PROBLEM DETAILS: Find how many lines contain the word "this" and state that number alone.

Dataset entries:
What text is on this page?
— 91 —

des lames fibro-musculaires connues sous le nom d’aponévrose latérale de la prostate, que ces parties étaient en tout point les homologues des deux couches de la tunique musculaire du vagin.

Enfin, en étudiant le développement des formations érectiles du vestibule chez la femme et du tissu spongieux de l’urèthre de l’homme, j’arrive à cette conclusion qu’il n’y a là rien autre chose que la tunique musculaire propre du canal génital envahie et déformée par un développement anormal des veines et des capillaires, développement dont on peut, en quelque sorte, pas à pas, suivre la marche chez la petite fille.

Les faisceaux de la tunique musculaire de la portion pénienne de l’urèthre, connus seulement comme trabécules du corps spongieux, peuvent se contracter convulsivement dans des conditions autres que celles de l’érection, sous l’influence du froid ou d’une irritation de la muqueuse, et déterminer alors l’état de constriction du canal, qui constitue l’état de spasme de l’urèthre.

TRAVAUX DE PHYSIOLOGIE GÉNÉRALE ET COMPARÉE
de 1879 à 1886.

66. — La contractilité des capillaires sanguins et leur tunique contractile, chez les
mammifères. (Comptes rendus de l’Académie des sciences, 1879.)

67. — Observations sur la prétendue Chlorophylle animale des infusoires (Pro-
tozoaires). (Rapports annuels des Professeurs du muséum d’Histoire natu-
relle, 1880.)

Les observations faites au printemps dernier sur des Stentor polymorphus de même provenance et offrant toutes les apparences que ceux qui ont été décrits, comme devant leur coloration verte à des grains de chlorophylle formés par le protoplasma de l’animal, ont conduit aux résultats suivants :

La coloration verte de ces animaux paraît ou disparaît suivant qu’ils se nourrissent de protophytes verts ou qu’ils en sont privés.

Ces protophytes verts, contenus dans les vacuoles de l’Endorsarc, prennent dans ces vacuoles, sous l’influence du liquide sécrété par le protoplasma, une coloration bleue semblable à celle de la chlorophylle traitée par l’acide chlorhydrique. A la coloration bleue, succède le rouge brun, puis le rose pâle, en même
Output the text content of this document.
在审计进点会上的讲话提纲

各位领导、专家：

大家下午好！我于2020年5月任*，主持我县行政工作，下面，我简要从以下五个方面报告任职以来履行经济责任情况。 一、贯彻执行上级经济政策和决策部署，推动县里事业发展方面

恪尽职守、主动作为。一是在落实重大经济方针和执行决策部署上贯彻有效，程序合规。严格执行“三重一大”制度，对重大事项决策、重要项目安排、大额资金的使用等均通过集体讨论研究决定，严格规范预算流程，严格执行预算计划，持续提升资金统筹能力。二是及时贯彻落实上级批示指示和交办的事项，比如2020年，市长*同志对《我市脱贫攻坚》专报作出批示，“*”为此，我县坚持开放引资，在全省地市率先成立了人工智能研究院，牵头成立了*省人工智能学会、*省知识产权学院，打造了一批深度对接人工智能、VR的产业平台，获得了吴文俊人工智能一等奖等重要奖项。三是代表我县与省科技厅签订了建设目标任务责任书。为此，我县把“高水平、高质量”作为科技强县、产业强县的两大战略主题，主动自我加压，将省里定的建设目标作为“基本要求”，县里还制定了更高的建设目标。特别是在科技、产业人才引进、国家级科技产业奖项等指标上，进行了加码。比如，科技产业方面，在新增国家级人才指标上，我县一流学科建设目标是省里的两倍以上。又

WRITTEN REPLY: 2